== What to work on ==
Leave the pictures out and print every record below exactly as it stands.

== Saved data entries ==
━━━━━━

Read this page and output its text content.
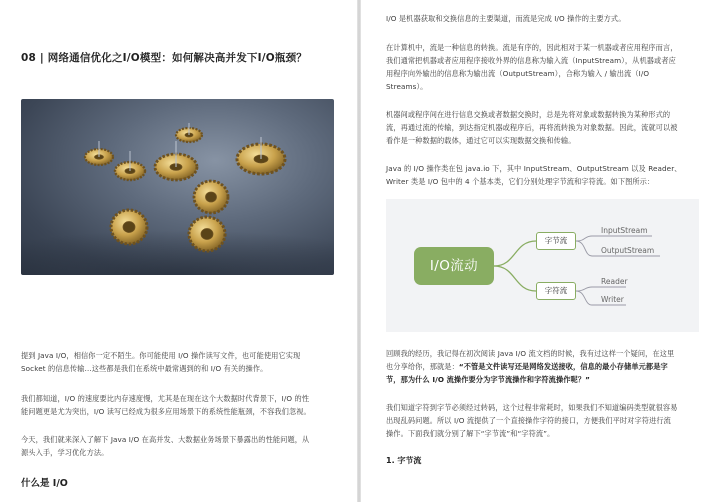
08 | 网络通信优化之I/O模型：如何解决高并发下I/O瓶颈？

提到 Java I/O，相信你一定不陌生。你可能使用 I/O 操作读写文件，也可能使用它实现

Socket 的信息传输…这些都是我们在系统中最常遇到的和 I/O 有关的操作。

我们都知道，I/O 的速度要比内存速度慢，尤其是在现在这个大数据时代背景下，I/O 的性

能问题更是尤为突出，I/O 读写已经成为很多应用场景下的系统性能瓶颈，不容我们忽视。

今天，我们就来深入了解下 Java I/O 在高并发、大数据业务场景下暴露出的性能问题，从

源头入手，学习优化方法。

什么是 I/O

I/O 是机器获取和交换信息的主要渠道，而流是完成 I/O 操作的主要方式。

在计算机中，流是一种信息的转换。流是有序的，因此相对于某一机器或者应用程序而言，

我们通常把机器或者应用程序接收外界的信息称为输入流（InputStream），从机器或者应

用程序向外输出的信息称为输出流（OutputStream），合称为输入 / 输出流（I/O

Streams）。

机器间或程序间在进行信息交换或者数据交换时，总是先将对象或数据转换为某种形式的

流，再通过流的传输，到达指定机器或程序后，再将流转换为对象数据。因此，流就可以被

看作是一种数据的载体，通过它可以实现数据交换和传输。

Java 的 I/O 操作类在包 java.io 下，其中 InputStream、OutputStream 以及 Reader、

Writer 类是 I/O 包中的 4 个基本类，它们分别处理字节流和字符流。如下图所示：

回顾我的经历，我记得在初次阅读 Java I/O 流文档的时候，我有过这样一个疑问，在这里

也分享给你，那就是：“不管是文件读写还是网络发送接收，信息的最小存储单元都是字

节，那为什么 I/O 流操作要分为字节流操作和字符流操作呢？”

我们知道字符到字节必须经过转码，这个过程非常耗时，如果我们不知道编码类型就很容易

出现乱码问题。所以 I/O 流提供了一个直接操作字符的接口，方便我们平时对字符进行流

操作。下面我们就分别了解下“字节流”和“字符流”。

1. 字节流
I/O流动
字节流
字符流
InputStream
OutputStream
Reader
Writer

━━━━━━

== Output for this exercise ==
Read this page and output its text content.
08 | 网络通信优化之I/O模型：如何解决高并发下I/O瓶颈？

提到 Java I/O，相信你一定不陌生。你可能使用 I/O 操作读写文件，也可能使用它实现

Socket 的信息传输…这些都是我们在系统中最常遇到的和 I/O 有关的操作。

我们都知道，I/O 的速度要比内存速度慢，尤其是在现在这个大数据时代背景下，I/O 的性

能问题更是尤为突出，I/O 读写已经成为很多应用场景下的系统性能瓶颈，不容我们忽视。

今天，我们就来深入了解下 Java I/O 在高并发、大数据业务场景下暴露出的性能问题，从

源头入手，学习优化方法。

什么是 I/O

I/O 是机器获取和交换信息的主要渠道，而流是完成 I/O 操作的主要方式。

在计算机中，流是一种信息的转换。流是有序的，因此相对于某一机器或者应用程序而言，

我们通常把机器或者应用程序接收外界的信息称为输入流（InputStream），从机器或者应

用程序向外输出的信息称为输出流（OutputStream），合称为输入 / 输出流（I/O

Streams）。

机器间或程序间在进行信息交换或者数据交换时，总是先将对象或数据转换为某种形式的

流，再通过流的传输，到达指定机器或程序后，再将流转换为对象数据。因此，流就可以被

看作是一种数据的载体，通过它可以实现数据交换和传输。

Java 的 I/O 操作类在包 java.io 下，其中 InputStream、OutputStream 以及 Reader、

Writer 类是 I/O 包中的 4 个基本类，它们分别处理字节流和字符流。如下图所示：

回顾我的经历，我记得在初次阅读 Java I/O 流文档的时候，我有过这样一个疑问，在这里

也分享给你，那就是：“不管是文件读写还是网络发送接收，信息的最小存储单元都是字

节，那为什么 I/O 流操作要分为字节流操作和字符流操作呢？”

我们知道字符到字节必须经过转码，这个过程非常耗时，如果我们不知道编码类型就很容易

出现乱码问题。所以 I/O 流提供了一个直接操作字符的接口，方便我们平时对字符进行流

操作。下面我们就分别了解下“字节流”和“字符流”。

1. 字节流
I/O流动
字节流
字符流
InputStream
OutputStream
Reader
Writer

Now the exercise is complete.